Report how many lines contain the word "Forest"; answer with the number only.

>>>

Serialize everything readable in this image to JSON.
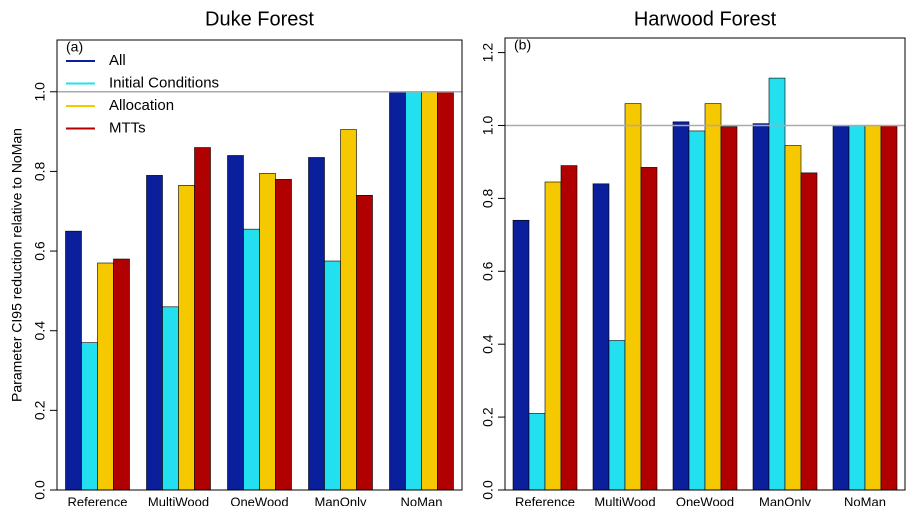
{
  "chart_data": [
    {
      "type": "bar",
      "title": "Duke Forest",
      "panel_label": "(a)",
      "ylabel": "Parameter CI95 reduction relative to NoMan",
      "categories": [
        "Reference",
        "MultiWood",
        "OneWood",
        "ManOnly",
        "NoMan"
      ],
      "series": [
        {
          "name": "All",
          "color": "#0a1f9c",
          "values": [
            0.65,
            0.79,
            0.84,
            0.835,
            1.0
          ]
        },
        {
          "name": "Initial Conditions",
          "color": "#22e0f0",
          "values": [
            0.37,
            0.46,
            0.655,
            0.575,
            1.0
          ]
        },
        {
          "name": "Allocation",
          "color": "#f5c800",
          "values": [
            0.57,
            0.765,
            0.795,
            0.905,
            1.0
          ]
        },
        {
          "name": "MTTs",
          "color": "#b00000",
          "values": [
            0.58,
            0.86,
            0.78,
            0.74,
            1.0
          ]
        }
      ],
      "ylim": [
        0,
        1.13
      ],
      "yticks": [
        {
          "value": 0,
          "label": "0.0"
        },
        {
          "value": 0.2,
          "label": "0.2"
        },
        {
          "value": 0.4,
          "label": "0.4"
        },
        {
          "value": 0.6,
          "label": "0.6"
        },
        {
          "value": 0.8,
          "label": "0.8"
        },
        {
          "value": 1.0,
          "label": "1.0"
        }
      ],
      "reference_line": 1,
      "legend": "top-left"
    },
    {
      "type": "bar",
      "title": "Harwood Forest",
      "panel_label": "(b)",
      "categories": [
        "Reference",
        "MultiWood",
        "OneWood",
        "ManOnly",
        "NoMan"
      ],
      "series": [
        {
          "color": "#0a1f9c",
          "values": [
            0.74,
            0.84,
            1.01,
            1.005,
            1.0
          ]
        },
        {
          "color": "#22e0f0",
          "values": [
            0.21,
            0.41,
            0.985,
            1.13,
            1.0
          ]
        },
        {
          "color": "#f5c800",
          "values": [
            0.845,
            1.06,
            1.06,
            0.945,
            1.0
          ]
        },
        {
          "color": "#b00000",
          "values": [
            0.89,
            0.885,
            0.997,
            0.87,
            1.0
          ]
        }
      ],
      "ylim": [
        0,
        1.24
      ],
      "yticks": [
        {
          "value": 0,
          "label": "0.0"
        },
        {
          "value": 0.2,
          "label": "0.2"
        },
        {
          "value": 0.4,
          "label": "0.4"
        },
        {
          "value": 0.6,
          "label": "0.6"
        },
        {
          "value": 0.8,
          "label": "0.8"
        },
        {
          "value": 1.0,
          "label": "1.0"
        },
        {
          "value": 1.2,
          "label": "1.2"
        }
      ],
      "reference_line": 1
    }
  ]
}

<<<

--- Answer to the task ---
2